- **SHORT TASK**
Output only the count of lines that contain "expovariate".

•••••

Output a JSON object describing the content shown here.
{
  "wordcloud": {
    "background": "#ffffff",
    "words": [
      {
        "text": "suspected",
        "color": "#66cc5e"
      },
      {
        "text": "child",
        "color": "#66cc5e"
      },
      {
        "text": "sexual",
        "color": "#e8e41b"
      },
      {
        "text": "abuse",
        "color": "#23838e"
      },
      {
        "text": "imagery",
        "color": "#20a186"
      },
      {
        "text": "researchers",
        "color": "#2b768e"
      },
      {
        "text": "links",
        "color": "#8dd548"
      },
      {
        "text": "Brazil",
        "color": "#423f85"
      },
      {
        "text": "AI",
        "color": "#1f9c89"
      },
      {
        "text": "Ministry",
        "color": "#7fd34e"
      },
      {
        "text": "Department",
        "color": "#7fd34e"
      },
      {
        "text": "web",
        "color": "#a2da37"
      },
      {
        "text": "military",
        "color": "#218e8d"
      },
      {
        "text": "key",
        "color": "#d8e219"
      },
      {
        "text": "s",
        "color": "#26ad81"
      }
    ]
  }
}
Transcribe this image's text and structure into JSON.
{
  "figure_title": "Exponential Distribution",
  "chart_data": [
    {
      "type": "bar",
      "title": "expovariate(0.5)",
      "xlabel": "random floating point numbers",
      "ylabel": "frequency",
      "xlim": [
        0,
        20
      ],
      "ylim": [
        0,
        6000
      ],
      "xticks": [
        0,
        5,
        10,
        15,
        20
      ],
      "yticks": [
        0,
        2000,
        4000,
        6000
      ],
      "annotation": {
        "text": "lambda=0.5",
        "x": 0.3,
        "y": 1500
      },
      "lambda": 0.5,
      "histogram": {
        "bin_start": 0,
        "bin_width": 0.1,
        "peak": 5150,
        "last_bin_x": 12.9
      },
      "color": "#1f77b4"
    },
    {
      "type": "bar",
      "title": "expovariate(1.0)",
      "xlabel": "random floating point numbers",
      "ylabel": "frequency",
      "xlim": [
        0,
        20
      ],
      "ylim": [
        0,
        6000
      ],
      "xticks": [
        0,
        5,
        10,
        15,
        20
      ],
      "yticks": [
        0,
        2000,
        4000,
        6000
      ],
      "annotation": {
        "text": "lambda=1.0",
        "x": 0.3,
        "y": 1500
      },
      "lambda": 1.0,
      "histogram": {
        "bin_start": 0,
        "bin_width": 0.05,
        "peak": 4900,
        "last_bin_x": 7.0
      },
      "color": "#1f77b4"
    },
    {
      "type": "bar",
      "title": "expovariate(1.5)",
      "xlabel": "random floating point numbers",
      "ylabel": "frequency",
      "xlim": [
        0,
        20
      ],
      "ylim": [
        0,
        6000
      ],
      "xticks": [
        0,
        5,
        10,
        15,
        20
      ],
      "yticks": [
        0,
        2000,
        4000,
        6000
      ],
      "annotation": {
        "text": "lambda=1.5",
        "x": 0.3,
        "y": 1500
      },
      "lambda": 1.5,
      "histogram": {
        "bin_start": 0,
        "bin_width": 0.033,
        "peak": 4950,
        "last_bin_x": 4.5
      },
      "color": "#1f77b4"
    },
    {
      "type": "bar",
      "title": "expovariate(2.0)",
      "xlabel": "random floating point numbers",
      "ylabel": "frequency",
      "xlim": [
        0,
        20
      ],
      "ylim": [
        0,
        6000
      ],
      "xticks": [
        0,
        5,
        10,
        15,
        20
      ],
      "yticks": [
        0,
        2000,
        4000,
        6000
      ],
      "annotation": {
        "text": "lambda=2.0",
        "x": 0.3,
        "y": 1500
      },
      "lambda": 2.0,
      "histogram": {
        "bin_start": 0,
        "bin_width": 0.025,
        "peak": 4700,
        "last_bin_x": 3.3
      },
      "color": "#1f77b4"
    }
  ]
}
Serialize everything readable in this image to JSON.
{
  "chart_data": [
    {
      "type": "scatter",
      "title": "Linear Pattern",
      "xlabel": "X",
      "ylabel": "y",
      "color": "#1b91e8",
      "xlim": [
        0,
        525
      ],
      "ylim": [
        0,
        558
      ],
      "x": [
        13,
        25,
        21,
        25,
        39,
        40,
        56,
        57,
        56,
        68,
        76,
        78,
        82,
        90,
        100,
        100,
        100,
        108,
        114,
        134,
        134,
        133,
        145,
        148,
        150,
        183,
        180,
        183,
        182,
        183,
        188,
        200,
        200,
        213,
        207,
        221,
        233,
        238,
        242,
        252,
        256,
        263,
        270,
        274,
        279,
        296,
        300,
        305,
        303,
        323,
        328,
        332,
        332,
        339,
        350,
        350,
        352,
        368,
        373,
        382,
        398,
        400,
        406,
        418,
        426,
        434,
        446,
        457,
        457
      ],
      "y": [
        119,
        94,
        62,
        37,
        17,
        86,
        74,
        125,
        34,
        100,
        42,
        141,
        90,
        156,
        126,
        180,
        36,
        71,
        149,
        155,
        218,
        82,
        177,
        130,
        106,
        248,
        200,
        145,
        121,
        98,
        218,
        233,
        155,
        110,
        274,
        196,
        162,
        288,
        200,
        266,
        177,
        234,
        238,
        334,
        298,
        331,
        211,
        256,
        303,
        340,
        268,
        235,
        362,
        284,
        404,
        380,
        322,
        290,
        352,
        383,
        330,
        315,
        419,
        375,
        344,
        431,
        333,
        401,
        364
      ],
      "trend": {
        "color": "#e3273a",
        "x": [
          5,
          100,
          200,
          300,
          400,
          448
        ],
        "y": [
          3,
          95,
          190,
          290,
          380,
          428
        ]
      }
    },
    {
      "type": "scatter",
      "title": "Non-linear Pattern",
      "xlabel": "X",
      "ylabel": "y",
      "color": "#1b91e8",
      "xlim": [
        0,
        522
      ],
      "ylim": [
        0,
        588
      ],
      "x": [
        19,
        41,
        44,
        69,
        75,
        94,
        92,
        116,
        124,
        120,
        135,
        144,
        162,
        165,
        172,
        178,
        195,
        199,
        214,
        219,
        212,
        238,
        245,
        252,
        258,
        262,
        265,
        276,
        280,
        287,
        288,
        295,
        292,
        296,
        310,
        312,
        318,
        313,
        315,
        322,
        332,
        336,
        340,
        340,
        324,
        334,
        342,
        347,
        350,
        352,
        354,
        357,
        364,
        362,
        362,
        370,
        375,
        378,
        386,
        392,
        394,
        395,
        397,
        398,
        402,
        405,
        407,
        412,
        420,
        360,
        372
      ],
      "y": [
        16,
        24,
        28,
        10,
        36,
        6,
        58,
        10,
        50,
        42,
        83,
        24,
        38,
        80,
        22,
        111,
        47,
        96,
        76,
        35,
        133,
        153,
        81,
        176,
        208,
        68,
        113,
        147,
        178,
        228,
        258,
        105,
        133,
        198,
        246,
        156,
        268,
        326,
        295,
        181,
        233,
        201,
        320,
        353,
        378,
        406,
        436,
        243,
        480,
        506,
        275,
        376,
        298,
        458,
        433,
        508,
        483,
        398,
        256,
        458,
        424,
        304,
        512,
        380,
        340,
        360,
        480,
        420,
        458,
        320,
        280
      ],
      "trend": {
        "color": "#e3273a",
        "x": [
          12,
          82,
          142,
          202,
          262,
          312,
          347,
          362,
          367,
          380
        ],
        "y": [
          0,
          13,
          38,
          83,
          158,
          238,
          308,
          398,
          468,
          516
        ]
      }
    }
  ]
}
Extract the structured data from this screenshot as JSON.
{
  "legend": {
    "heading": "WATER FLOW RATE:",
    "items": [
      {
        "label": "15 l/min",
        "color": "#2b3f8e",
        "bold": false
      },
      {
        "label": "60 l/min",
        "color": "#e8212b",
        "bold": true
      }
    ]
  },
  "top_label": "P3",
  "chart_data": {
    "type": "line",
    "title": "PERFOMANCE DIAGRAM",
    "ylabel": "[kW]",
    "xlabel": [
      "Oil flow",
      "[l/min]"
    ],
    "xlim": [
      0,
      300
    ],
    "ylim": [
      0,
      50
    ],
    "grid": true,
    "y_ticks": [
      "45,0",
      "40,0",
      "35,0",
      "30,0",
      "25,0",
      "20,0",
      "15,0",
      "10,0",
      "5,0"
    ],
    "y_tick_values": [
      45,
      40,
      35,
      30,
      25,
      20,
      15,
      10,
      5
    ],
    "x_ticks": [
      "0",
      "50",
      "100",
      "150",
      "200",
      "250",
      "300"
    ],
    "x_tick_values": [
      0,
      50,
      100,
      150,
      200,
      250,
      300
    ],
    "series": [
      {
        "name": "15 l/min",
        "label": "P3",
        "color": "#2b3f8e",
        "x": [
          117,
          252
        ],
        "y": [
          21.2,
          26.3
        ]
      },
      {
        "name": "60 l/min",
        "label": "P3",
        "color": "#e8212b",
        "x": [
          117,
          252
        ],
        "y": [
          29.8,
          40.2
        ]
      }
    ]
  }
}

•••••

- **COMPLETE RESPONSE**
4